**REQUIRED TASK:** Among the entries below, find the lines with "JSON" and copy them.

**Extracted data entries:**
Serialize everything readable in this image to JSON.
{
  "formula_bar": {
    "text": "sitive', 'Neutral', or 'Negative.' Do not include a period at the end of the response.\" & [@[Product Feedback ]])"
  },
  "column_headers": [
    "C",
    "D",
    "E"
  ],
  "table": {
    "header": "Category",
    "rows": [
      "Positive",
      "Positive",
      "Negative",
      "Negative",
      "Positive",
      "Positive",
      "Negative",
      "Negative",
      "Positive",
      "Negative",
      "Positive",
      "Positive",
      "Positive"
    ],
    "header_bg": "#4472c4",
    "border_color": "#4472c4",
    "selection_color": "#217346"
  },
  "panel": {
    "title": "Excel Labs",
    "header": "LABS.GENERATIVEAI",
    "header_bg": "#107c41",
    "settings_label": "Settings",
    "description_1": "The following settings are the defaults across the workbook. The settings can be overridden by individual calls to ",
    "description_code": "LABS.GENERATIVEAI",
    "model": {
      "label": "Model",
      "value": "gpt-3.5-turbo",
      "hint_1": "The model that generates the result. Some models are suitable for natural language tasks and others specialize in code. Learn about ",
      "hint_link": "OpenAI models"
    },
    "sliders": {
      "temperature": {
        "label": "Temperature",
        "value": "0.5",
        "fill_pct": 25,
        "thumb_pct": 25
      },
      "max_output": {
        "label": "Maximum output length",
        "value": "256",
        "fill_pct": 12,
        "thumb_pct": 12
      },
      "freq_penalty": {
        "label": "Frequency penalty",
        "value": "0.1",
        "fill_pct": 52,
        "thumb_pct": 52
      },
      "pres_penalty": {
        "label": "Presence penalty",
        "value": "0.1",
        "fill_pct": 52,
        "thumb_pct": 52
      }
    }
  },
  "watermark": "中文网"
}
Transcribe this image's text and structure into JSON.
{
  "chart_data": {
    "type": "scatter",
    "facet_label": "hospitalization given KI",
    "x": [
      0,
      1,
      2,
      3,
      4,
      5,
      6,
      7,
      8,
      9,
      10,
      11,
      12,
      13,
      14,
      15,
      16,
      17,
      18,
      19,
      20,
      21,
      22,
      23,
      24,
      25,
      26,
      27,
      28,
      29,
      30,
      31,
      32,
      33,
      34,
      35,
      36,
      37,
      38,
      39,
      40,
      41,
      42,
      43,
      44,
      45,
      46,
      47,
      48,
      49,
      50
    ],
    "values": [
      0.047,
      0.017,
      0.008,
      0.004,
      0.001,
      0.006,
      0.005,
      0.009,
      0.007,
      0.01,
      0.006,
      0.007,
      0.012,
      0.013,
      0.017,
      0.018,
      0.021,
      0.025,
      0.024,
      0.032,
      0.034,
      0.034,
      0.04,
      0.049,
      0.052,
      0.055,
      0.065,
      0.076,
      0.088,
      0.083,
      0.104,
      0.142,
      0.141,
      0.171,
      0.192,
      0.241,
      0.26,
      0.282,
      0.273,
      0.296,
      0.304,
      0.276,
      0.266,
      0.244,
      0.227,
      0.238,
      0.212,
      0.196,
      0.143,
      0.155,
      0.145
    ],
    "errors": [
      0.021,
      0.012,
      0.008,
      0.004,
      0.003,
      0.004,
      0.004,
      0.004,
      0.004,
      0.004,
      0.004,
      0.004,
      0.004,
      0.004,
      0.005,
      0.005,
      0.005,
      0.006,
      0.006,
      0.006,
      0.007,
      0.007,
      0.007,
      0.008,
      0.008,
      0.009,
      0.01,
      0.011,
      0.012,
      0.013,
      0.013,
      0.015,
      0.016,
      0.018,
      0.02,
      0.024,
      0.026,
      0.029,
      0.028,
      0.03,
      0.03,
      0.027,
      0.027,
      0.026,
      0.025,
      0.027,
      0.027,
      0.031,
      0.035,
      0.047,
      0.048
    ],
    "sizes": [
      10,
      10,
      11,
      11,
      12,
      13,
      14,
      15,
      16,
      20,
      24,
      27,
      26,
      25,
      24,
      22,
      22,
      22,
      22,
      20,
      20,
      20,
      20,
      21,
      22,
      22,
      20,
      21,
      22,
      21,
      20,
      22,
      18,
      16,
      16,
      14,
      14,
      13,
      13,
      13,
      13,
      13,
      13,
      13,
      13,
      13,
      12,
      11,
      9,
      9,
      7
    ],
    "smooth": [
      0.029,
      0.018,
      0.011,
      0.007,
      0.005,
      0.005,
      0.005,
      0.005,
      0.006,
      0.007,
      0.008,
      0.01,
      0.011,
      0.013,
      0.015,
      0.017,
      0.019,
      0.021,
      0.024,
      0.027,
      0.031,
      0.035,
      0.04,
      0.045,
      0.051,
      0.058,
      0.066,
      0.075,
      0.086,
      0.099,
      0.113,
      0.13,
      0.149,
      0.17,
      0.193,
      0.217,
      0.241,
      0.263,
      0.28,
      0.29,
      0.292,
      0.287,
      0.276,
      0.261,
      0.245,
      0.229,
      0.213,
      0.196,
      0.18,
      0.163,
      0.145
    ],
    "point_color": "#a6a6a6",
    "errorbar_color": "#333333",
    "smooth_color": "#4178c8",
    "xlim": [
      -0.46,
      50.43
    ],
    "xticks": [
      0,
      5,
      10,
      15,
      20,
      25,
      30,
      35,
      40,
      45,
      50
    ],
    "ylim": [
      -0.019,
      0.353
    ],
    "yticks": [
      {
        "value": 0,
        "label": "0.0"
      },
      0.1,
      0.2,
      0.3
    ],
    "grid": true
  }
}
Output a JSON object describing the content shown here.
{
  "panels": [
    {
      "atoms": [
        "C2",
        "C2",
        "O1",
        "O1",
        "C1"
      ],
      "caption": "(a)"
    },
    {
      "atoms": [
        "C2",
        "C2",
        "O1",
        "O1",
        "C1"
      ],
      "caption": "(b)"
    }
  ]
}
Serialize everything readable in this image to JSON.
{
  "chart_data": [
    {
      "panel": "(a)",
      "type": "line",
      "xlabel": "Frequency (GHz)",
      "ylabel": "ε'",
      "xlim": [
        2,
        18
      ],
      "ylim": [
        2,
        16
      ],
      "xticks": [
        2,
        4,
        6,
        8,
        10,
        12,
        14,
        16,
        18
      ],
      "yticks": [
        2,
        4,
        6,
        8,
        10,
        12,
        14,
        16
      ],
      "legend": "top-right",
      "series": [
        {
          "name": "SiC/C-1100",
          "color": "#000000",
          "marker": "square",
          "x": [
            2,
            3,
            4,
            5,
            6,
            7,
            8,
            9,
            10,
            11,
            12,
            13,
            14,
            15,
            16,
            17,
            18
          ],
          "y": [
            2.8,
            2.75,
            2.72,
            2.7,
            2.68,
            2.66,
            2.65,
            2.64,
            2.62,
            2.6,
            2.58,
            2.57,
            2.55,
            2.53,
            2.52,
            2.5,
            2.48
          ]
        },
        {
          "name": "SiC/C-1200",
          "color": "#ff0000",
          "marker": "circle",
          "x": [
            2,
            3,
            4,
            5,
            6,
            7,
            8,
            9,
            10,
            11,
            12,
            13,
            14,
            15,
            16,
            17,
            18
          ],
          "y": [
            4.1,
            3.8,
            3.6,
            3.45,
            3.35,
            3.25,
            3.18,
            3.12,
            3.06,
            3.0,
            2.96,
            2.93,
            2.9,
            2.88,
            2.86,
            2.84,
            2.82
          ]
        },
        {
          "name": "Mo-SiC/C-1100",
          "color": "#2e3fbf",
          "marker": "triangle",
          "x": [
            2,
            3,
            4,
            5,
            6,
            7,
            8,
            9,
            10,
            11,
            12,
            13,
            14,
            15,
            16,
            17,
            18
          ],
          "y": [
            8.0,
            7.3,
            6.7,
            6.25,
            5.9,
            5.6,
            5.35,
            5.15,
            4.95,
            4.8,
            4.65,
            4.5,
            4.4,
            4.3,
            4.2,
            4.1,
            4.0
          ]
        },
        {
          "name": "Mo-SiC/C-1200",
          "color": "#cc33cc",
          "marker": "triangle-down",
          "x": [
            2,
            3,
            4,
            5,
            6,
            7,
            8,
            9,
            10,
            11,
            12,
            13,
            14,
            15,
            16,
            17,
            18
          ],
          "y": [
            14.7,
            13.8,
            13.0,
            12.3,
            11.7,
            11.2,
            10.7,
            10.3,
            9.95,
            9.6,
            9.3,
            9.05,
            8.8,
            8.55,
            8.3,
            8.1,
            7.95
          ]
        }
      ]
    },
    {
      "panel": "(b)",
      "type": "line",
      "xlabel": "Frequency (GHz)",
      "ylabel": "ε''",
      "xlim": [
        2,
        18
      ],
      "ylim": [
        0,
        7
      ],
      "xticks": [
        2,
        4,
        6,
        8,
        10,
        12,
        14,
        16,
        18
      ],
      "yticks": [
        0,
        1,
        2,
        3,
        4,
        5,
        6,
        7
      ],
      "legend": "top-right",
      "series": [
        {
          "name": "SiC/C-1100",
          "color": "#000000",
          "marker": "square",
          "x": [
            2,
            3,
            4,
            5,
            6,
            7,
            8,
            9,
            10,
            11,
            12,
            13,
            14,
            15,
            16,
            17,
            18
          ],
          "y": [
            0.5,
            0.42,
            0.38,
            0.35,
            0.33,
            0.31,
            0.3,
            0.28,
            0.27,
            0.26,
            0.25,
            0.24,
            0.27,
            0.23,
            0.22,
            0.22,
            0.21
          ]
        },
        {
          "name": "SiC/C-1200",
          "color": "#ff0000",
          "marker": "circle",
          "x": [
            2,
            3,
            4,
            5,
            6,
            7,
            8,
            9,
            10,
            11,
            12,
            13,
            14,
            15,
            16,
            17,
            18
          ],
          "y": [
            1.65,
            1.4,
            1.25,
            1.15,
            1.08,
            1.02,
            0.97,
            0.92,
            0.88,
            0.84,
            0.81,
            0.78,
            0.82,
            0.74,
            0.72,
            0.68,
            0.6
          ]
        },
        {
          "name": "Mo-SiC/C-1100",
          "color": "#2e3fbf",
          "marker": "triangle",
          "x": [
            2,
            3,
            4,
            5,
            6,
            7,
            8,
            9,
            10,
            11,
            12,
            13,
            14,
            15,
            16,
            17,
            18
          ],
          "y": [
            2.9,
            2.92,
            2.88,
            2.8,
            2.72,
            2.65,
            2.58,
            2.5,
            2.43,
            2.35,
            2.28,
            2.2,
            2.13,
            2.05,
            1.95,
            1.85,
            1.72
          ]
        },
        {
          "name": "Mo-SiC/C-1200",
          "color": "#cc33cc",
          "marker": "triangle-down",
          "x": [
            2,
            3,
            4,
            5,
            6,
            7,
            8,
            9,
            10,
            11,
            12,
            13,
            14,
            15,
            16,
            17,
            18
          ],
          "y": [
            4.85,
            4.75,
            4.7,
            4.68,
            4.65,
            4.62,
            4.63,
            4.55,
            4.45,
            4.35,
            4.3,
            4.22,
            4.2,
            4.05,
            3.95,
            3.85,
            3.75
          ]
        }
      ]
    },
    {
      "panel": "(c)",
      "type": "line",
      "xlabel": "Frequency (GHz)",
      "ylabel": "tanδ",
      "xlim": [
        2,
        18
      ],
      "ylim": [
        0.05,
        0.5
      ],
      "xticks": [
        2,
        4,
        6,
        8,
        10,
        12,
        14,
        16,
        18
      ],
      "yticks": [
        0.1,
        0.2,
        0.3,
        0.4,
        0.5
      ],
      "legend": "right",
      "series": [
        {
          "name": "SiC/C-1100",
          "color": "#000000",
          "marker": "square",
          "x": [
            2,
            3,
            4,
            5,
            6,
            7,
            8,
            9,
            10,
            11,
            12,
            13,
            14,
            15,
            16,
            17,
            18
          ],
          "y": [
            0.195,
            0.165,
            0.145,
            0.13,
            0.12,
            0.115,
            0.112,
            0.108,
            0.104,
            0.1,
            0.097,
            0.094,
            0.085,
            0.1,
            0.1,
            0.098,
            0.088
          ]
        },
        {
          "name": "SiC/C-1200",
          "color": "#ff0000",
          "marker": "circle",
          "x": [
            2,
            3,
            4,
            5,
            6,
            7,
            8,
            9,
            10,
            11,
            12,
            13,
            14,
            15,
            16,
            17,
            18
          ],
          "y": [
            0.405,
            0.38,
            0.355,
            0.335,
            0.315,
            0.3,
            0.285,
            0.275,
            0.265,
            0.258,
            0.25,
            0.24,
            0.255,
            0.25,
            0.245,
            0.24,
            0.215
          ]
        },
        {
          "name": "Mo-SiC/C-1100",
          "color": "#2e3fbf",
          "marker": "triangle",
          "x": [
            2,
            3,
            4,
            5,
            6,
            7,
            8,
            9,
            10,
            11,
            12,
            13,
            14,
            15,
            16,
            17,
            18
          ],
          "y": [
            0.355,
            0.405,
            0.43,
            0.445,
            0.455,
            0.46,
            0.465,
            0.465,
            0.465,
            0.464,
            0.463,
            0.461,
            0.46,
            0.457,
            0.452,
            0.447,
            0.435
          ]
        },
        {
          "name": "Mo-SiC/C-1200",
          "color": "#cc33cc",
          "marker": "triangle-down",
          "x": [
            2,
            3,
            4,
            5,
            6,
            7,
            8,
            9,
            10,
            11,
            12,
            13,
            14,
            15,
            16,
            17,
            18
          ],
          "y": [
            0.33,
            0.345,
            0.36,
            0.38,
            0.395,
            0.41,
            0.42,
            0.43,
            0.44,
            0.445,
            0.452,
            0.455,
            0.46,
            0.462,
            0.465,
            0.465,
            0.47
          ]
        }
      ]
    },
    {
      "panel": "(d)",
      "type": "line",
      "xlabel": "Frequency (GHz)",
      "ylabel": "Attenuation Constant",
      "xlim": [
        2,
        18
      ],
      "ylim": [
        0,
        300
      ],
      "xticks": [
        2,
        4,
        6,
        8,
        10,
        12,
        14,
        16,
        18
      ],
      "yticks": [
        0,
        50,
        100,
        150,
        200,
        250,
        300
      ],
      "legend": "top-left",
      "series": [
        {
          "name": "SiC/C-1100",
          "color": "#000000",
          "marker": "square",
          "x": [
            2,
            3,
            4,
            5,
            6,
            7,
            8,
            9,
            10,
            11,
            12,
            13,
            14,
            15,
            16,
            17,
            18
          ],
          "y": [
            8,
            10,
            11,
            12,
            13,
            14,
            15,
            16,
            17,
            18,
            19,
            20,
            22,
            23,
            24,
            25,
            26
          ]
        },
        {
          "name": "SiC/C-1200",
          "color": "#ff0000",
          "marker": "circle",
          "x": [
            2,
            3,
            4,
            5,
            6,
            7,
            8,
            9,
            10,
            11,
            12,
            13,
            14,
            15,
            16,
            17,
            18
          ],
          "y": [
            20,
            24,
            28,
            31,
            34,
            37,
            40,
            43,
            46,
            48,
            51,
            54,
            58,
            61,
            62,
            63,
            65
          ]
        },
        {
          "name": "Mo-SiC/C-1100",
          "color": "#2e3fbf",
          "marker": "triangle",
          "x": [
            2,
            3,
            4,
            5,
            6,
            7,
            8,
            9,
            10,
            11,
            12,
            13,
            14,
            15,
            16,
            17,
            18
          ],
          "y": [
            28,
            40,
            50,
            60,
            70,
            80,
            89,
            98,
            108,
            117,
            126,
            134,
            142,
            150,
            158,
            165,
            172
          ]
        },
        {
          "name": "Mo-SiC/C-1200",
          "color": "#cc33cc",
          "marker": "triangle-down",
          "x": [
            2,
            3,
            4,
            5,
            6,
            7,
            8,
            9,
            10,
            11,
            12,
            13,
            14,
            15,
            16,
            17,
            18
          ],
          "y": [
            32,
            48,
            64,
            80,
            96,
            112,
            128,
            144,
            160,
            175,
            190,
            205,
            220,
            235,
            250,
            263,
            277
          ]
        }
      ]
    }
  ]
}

**RESULT OF THIS TASK:**
Serialize everything readable in this image to JSON.
Transcribe this image's text and structure into JSON.
Output a JSON object describing the content shown here.
Serialize everything readable in this image to JSON.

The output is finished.